-- Objective --
In the records that follow, show each line where the word "label" is present.

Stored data
----------

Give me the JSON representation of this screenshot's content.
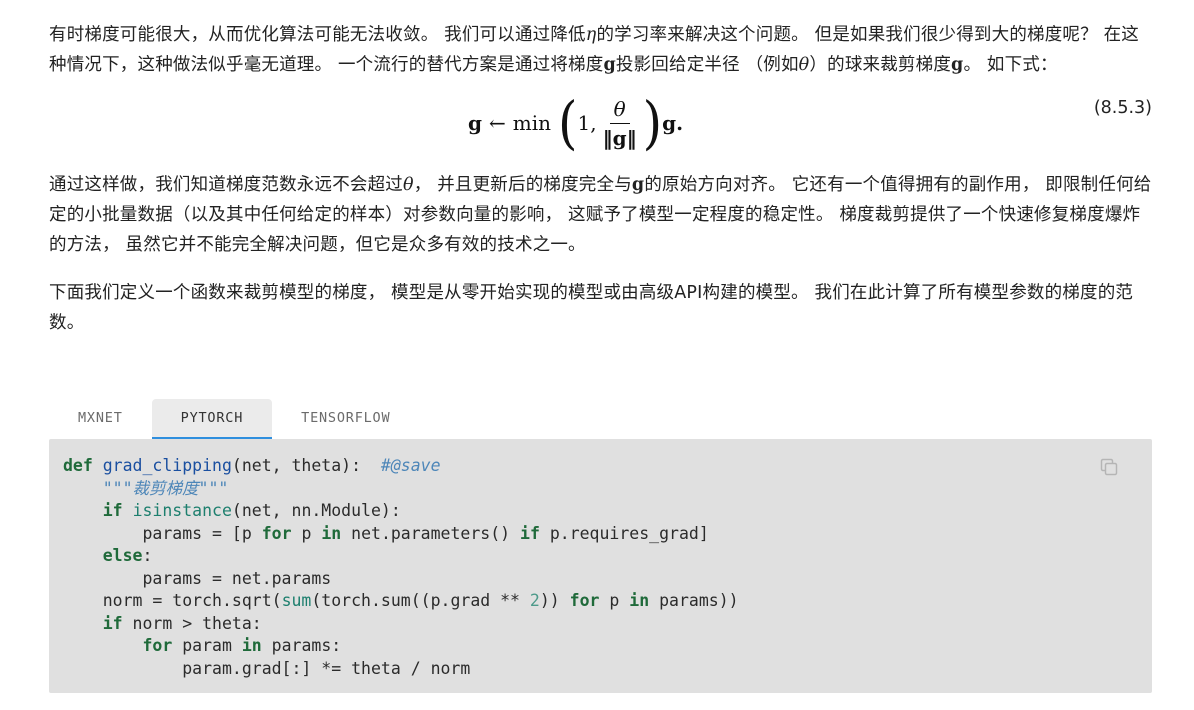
{
  "paragraph1": {
    "t1": "有时梯度可能很大，从而优化算法可能无法收敛。 我们可以通过降低",
    "eta": "η",
    "t2": "的学习率来解决这个问题。 但是如果我们很少得到大的梯度呢？ 在这种情况下，这种做法似乎毫无道理。 一个流行的替代方案是通过将梯度",
    "g1": "g",
    "t3": "投影回给定半径 （例如",
    "theta": "θ",
    "t4": "）的球来裁剪梯度",
    "g2": "g",
    "t5": "。 如下式："
  },
  "equation": {
    "lhs": "g",
    "arrow": "←",
    "fn": "min",
    "one": "1,",
    "numerator": "θ",
    "denominator": "‖g‖",
    "rhs": "g.",
    "number": "(8.5.3)"
  },
  "paragraph2": {
    "t1": "通过这样做，我们知道梯度范数永远不会超过",
    "theta": "θ",
    "t2": "， 并且更新后的梯度完全与",
    "g": "g",
    "t3": "的原始方向对齐。 它还有一个值得拥有的副作用， 即限制任何给定的小批量数据（以及其中任何给定的样本）对参数向量的影响， 这赋予了模型一定程度的稳定性。 梯度裁剪提供了一个快速修复梯度爆炸的方法， 虽然它并不能完全解决问题，但它是众多有效的技术之一。"
  },
  "paragraph3": "下面我们定义一个函数来裁剪模型的梯度， 模型是从零开始实现的模型或由高级API构建的模型。 我们在此计算了所有模型参数的梯度的范数。",
  "tabs": [
    {
      "label": "MXNET",
      "active": false
    },
    {
      "label": "PYTORCH",
      "active": true
    },
    {
      "label": "TENSORFLOW",
      "active": false
    }
  ],
  "code": {
    "copy_icon": "copy-icon",
    "l1_def": "def",
    "l1_fn": "grad_clipping",
    "l1_args": "(net, theta):",
    "l1_comment": "#@save",
    "l2_doc": "\"\"\"裁剪梯度\"\"\"",
    "l3_if": "if",
    "l3_isinstance": "isinstance",
    "l3_rest": "(net, nn.Module):",
    "l4_a": "params = [p ",
    "l4_for": "for",
    "l4_b": " p ",
    "l4_in": "in",
    "l4_c": " net.parameters() ",
    "l4_if": "if",
    "l4_d": " p.requires_grad]",
    "l5_else": "else",
    "l5_colon": ":",
    "l6": "params = net.params",
    "l7_a": "norm = torch.sqrt(",
    "l7_sum": "sum",
    "l7_b": "(torch.sum((p.grad ** ",
    "l7_two": "2",
    "l7_c": ")) ",
    "l7_for": "for",
    "l7_d": " p ",
    "l7_in": "in",
    "l7_e": " params))",
    "l8_if": "if",
    "l8_rest": " norm > theta:",
    "l9_for": "for",
    "l9_b": " param ",
    "l9_in": "in",
    "l9_c": " params:",
    "l10": "param.grad[:] *= theta / norm"
  }
}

----------

-- Answer to the exercise --
      "label": "MXNET",
      "label": "PYTORCH",
      "label": "TENSORFLOW",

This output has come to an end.